**WRITTEN EXERCISE**.
From the entries that follow, pick out all lines holding "votes".

**MATERIAL PROVIDED**.
_____

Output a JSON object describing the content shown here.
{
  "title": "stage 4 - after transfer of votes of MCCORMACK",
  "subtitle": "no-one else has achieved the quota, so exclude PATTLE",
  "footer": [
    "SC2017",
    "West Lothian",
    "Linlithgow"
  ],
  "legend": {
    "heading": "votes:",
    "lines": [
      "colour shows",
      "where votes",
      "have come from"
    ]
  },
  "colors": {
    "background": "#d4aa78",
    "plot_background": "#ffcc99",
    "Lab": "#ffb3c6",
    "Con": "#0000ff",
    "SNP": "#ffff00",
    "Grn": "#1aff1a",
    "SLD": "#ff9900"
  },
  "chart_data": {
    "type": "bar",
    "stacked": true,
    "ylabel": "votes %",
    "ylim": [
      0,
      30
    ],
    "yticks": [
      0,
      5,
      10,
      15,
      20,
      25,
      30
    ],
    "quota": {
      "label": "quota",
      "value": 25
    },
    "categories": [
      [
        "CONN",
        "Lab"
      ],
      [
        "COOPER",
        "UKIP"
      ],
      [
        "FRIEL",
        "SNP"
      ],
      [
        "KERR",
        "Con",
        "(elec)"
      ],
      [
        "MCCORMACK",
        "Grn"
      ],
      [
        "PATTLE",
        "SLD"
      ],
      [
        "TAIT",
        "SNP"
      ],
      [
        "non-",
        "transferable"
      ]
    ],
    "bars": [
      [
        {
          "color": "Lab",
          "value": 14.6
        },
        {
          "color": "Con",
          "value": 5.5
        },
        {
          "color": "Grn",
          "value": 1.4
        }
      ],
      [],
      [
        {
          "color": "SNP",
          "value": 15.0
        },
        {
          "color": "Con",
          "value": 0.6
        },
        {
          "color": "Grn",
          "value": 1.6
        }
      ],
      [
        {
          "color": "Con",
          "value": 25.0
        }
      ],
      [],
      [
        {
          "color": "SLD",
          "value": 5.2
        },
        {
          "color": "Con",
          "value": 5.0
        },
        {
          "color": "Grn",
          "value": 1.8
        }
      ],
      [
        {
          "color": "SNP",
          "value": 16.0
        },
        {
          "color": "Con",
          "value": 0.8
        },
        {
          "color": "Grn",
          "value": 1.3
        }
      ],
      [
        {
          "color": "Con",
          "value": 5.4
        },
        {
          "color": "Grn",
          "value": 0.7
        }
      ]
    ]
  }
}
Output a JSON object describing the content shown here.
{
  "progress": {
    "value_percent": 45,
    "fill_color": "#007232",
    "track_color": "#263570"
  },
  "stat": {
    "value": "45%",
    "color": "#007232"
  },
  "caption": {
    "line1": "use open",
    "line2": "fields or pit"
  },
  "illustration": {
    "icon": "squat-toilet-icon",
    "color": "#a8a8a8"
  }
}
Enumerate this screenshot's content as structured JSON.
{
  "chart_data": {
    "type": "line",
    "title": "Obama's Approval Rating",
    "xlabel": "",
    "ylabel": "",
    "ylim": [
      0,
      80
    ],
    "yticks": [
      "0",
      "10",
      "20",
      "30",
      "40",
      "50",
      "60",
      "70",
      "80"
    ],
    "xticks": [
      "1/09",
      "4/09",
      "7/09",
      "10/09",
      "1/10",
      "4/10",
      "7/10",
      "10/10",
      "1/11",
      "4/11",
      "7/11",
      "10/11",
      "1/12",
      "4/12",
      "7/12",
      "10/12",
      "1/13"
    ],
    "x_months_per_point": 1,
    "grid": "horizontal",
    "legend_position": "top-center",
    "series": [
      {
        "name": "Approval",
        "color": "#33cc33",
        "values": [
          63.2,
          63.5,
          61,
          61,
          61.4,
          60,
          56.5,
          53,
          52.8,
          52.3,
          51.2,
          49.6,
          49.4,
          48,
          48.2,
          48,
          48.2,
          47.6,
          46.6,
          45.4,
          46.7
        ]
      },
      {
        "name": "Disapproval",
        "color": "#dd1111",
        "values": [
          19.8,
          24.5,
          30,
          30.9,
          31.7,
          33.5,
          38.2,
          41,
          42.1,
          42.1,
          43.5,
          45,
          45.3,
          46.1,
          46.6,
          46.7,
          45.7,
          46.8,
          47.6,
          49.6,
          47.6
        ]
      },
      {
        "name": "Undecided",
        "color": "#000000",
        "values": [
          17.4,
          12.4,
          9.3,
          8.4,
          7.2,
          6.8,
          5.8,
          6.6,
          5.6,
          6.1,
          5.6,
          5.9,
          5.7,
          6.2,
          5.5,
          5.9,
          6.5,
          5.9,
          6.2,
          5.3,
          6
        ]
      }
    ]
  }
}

_____

**WORKED ANSWER**.
  "title": "stage 4 - after transfer of votes of MCCORMACK",
    "heading": "votes:",
      "where votes",
    "ylabel": "votes %",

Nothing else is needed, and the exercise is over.